• **Work required**: Please pick up the essay on goroutine identifiers after its last sentence and continue writing it.

The Tale of GoIDs

2.16 And the LORD God commanded the man, saying: ‘Of every tree of the garden thou mayest freely eat;

2.17 but of the tree of the knowledge of good and evil, thou shalt not eat of it; for in the day that thou eatest thereof thou shalt surely die.’

The Book of Genesis

Go gives the programmer introspection into every aspect of the language, and of a running program. But to one thing the programmer does not have access, and it is the goroutine identifier. Because the day the programmers know the goroutine identifier, they create goroutine-local storage through shared access and mutexes, and shall surely die.

However, there are use cases beyond concurrent handling of HTTP requests, in which sharing memory by communicating through channels or passing the context around is not going to work. One such case is Infergo. Infergo transforms Go source code to enable reverse-mode automatic differentiation. Function signatures stay unchanged, but function bodies are modified to write to a so-called tape a trace of every floating point operation. A single tape must be accessible by all functions. If derivatives are computed concurrently in multiple goroutines, every goroutine must have its own tape.

The functions must know how to get to the tape. And getting to the tape must be very efficient: every floating point operation involves an access to the tape!

It is not that no one thought about goroutine identifiers before. There are Go programmers who need the identifiers, some of them admit the need, and a few find workarounds to actually obtain the identifiers. I searched for the workarounds, I found several worthy attempts, and then I had a revelation, and then I discovered someone who had the same revelation before me. And that gave Infergo efficient goroutine-local storage for concurrent automatic differentiation and inference. Here is how it went.

• **Excerpts from a dataset**:

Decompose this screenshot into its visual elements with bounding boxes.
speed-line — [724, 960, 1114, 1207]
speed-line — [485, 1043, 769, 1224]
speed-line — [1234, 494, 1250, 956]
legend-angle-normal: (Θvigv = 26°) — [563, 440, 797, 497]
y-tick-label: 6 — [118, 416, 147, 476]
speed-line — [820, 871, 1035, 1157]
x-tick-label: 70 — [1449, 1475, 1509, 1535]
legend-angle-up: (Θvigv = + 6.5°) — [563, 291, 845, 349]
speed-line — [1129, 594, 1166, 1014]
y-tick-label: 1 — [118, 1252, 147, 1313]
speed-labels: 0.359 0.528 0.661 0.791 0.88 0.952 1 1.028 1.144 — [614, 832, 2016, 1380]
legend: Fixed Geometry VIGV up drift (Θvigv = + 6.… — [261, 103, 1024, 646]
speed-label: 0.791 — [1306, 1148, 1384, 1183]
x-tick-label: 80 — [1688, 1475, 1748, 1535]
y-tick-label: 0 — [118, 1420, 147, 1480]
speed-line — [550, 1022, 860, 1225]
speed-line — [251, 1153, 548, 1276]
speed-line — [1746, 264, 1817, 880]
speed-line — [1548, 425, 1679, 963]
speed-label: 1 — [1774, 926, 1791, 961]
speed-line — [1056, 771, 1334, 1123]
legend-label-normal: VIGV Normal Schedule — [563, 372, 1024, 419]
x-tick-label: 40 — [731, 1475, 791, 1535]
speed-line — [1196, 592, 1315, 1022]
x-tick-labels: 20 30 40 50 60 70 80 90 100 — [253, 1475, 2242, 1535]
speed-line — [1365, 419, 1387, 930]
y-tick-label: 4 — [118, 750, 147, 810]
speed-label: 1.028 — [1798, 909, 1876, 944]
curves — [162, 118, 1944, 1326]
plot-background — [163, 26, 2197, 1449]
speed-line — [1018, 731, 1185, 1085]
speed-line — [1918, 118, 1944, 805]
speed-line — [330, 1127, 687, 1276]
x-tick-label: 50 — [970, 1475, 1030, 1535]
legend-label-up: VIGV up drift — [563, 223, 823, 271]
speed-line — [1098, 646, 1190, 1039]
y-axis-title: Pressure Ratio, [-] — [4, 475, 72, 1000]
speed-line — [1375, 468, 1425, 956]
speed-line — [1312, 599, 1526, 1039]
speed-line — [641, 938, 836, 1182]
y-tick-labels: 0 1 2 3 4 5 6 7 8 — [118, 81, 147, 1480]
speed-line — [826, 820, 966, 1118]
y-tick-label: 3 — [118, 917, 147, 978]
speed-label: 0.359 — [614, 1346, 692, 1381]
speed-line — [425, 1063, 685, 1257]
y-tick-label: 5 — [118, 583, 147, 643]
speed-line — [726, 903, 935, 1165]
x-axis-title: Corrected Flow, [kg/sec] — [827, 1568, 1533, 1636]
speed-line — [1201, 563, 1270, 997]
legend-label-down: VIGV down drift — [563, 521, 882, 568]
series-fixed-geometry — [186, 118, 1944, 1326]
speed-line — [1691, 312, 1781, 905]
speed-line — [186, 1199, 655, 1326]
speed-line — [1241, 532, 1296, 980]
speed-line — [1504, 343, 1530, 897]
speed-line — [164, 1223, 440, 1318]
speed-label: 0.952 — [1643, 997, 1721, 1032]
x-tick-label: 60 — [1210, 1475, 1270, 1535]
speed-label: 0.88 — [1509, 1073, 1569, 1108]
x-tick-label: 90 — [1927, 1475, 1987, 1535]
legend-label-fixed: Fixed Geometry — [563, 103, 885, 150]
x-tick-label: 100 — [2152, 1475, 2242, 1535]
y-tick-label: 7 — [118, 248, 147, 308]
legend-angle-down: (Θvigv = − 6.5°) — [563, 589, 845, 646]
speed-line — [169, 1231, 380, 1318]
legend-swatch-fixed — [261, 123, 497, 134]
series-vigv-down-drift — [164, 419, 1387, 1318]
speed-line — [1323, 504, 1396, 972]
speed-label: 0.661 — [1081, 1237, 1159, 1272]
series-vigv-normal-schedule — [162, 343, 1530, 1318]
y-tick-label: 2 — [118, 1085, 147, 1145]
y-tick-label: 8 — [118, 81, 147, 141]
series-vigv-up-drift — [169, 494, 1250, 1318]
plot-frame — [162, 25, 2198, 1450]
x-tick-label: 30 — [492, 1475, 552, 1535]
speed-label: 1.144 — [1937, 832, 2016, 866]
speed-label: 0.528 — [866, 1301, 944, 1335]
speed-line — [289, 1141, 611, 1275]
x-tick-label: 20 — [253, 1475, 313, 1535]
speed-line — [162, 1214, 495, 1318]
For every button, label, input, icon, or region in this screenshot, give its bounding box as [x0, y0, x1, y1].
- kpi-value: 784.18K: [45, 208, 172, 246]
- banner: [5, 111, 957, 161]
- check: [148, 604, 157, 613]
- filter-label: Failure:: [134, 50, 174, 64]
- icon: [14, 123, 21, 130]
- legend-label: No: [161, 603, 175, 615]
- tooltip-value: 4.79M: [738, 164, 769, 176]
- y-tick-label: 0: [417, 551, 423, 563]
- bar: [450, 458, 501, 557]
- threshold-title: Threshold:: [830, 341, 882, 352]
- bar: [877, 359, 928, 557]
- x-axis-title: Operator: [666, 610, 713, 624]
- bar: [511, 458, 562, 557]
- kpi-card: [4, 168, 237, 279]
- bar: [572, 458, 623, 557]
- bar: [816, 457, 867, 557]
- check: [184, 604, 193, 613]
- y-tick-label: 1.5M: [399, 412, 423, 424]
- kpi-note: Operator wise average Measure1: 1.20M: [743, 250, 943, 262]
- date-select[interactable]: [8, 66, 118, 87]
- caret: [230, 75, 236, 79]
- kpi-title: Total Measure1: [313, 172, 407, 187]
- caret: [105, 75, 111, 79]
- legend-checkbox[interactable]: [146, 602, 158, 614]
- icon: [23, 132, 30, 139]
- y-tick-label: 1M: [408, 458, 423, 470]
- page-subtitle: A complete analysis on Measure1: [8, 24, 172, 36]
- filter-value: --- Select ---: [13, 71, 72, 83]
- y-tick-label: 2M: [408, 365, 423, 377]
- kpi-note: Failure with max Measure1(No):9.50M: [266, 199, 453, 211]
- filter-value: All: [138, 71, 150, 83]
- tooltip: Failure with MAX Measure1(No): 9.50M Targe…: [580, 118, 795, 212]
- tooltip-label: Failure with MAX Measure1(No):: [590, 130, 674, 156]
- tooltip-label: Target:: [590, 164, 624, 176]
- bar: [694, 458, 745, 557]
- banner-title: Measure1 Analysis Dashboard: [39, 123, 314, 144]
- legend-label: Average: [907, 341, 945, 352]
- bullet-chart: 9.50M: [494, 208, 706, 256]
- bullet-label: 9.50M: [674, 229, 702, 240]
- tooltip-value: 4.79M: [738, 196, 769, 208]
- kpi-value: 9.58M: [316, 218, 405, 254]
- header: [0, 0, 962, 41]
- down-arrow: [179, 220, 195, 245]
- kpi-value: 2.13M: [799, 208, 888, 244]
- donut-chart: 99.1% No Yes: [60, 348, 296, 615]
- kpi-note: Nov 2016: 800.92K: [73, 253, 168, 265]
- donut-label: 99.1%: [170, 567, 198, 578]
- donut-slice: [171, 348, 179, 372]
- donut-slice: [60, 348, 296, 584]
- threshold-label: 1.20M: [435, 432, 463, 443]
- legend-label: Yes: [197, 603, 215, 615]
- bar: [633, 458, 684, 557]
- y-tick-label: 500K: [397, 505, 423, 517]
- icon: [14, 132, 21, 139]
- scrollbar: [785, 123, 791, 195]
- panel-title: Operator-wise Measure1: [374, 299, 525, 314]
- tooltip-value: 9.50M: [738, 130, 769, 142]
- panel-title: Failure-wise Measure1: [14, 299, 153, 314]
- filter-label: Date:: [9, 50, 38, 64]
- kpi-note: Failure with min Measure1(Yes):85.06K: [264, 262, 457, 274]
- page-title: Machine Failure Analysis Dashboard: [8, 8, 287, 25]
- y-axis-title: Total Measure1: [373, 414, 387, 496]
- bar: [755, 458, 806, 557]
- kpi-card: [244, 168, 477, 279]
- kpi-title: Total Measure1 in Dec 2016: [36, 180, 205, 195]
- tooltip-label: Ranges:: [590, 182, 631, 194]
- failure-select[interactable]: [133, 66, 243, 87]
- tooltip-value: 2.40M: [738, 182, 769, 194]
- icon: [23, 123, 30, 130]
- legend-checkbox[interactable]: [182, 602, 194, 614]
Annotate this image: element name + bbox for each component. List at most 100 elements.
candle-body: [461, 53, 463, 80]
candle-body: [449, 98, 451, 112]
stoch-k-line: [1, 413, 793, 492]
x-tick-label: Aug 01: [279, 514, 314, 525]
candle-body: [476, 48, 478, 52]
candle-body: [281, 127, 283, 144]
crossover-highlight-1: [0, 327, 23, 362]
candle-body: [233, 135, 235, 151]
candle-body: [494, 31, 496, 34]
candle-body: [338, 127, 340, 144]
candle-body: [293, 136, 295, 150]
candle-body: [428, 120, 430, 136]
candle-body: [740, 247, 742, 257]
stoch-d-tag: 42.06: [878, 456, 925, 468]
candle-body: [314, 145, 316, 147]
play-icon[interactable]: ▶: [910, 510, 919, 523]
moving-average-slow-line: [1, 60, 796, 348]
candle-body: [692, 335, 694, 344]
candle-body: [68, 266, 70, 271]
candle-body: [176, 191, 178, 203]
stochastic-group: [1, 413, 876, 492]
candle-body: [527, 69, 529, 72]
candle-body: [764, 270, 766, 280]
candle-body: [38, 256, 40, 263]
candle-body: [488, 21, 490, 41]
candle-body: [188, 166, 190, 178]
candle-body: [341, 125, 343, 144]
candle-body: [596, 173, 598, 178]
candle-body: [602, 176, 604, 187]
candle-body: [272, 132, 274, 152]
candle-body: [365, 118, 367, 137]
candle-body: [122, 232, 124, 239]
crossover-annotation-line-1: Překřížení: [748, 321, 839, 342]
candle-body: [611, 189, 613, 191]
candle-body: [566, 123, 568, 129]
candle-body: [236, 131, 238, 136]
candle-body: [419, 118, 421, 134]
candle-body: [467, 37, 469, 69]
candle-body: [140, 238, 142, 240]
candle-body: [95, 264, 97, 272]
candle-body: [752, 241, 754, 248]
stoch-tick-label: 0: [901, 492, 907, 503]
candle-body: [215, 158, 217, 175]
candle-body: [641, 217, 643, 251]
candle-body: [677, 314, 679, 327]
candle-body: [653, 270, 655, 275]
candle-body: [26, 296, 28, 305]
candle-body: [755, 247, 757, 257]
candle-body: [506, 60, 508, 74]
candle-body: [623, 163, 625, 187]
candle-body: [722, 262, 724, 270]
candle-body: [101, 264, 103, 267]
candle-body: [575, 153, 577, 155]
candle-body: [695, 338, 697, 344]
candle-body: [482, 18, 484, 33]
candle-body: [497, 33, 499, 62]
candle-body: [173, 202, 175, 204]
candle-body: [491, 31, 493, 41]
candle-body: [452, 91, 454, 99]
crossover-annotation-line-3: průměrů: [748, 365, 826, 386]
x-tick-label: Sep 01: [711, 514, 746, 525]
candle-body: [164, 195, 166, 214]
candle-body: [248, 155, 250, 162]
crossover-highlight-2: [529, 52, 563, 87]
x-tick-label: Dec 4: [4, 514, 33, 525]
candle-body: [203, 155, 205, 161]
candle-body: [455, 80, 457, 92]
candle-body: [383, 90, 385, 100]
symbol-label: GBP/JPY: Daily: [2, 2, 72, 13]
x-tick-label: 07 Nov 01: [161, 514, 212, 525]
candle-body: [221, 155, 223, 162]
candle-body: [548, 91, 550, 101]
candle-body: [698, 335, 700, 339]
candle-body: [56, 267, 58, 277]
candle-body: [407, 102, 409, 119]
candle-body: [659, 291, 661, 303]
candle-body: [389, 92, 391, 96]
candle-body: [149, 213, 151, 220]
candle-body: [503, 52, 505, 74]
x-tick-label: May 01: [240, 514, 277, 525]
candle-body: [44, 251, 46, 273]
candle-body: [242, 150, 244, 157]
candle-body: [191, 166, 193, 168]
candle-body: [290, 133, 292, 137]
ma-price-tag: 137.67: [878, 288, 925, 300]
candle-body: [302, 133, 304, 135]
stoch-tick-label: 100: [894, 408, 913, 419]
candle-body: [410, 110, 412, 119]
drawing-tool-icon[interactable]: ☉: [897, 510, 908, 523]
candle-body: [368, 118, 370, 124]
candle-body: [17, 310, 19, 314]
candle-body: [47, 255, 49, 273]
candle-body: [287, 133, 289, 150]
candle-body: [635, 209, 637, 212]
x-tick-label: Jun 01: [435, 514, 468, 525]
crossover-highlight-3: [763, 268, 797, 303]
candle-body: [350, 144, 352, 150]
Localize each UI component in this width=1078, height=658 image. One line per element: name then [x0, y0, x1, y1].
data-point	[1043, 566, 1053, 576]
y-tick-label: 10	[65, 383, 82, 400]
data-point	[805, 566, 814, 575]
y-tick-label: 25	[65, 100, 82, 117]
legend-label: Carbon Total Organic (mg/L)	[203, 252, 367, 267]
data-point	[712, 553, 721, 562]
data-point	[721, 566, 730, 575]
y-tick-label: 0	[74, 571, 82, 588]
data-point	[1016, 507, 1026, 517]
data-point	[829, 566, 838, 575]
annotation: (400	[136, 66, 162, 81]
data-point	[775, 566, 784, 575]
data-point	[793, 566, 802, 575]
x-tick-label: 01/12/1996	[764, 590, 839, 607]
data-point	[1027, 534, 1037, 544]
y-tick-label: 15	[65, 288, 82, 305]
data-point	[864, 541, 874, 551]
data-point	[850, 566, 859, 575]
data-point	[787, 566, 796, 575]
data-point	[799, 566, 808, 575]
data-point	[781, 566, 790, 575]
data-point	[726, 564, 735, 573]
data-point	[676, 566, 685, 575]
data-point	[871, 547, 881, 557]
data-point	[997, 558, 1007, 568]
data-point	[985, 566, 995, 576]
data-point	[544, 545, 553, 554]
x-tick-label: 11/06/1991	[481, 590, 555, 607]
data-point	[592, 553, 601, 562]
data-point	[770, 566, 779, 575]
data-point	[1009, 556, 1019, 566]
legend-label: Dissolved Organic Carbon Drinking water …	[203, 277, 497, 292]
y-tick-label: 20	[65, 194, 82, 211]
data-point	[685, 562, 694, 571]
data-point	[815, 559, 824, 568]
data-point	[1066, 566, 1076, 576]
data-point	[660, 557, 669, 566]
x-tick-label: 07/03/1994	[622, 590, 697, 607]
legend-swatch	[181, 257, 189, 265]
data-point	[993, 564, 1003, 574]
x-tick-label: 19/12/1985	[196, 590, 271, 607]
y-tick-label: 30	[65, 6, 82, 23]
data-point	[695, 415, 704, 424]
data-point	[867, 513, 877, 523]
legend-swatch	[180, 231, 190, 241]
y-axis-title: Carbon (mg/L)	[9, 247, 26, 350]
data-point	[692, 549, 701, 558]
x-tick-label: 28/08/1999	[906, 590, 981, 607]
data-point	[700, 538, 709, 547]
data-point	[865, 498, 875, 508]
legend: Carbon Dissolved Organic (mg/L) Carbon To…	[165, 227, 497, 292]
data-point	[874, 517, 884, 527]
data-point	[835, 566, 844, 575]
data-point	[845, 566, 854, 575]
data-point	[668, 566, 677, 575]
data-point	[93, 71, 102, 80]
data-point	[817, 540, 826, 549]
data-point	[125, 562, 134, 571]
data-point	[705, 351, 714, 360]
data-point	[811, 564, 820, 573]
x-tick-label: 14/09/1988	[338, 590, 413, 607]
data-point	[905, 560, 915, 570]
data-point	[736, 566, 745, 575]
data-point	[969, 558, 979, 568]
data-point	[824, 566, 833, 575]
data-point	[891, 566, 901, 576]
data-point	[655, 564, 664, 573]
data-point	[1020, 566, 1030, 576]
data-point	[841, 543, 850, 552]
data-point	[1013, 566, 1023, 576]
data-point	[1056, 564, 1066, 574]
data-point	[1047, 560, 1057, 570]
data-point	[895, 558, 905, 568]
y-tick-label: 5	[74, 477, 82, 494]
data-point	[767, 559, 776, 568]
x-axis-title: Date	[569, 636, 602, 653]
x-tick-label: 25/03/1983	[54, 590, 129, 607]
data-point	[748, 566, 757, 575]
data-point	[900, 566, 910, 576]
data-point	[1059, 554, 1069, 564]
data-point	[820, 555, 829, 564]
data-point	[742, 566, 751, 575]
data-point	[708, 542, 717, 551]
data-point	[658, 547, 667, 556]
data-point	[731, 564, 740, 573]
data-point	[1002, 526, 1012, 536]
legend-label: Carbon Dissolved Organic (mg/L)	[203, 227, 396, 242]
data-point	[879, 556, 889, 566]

• **Answer for this exercise**:
Worthy Attempts

From the makers of Go

Brad Fitzpatrick is a member of the Go programming language team at Google. Brad wrote a function which obtains the goroutine identifier. The function creates a stack trace and parses the identifier out of string representation of the trace. Brad needed this for debugging, “to track that functions run on the goroutine that they’re supposed to”. The function uses public API calls and an undocumented but stable format of the serialized stack trace.

Somewhat cumbersome but working. Unfortunately, too inefficient for Infergo use case. Collecting, serializing, and parsing the stack trace on every operation makes automatic differentiation 2,000 (two thousand) times slower!

From the users of Go

JT Olio wrote a goroutine-local storage library. The library “defines 16 special functions and embed base-16 tags into the stack using the call order of those 16 functions.” Then, this embedding is used to produce an unique goroutine identifier and establish goroutine-local storage. The idea blew me away! However, the library requires that Go routines are created through a library call. I could modify Infergo’s own inference algorithms, however I would not be able to pass functions and gradients to third-party code. Infergo integrates with Gonum optimization nicely, and by enabling goroutine-local tapes I strived to improve this integration, rather than sacrifice it.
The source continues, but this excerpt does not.